[Excerpt from a dataset]
====

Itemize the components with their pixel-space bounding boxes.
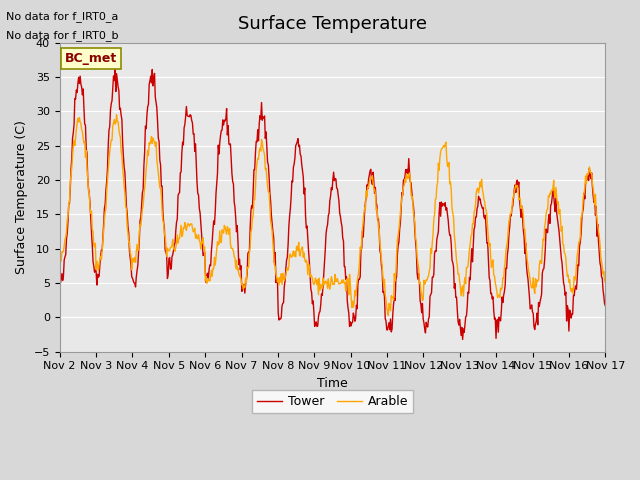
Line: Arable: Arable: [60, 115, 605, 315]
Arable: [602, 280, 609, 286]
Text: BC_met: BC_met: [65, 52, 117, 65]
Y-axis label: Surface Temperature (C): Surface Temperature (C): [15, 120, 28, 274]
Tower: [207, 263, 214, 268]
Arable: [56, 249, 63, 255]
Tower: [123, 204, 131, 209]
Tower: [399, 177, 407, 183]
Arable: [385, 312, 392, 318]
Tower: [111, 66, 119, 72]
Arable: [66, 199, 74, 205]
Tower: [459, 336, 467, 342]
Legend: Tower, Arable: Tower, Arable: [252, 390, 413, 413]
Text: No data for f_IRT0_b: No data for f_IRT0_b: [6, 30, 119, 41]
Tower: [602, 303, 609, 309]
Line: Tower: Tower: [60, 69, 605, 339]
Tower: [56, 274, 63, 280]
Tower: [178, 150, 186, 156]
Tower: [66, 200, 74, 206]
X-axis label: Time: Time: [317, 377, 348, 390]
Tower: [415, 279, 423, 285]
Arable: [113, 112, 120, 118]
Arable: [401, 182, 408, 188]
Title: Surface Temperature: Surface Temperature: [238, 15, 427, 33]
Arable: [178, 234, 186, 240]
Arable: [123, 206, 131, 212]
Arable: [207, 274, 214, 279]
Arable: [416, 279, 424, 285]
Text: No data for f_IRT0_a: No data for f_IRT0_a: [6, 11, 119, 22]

====

- _EXERCISE BRIEF_: Extract every line of the material above word for word, omitting the pictures from your answer.

- _TASK OUTPUT_:
Itemize the components with their pixel-space bounding boxes.
Line: Arable: Arable: [60, 115, 605, 315]
Arable: [602, 280, 609, 286]
Text: BC_met: BC_met: [65, 52, 117, 65]
Y-axis label: Surface Temperature (C): Surface Temperature (C): [15, 120, 28, 274]
Tower: [207, 263, 214, 268]
Arable: [56, 249, 63, 255]
Tower: [123, 204, 131, 209]
Tower: [399, 177, 407, 183]
Arable: [385, 312, 392, 318]
Tower: [111, 66, 119, 72]
Arable: [66, 199, 74, 205]
Tower: [459, 336, 467, 342]
Legend: Tower, Arable: Tower, Arable: [252, 390, 413, 413]
Text: No data for f_IRT0_b: No data for f_IRT0_b: [6, 30, 119, 41]
Tower: [602, 303, 609, 309]
Line: Tower: Tower: [60, 69, 605, 339]
Tower: [56, 274, 63, 280]
Tower: [178, 150, 186, 156]
Tower: [66, 200, 74, 206]
X-axis label: Time: Time: [317, 377, 348, 390]
Tower: [415, 279, 423, 285]
Arable: [113, 112, 120, 118]
Arable: [401, 182, 408, 188]
Title: Surface Temperature: Surface Temperature: [238, 15, 427, 33]
Arable: [178, 234, 186, 240]
Arable: [123, 206, 131, 212]
Arable: [207, 274, 214, 279]
Arable: [416, 279, 424, 285]
Text: No data for f_IRT0_a: No data for f_IRT0_a: [6, 11, 119, 22]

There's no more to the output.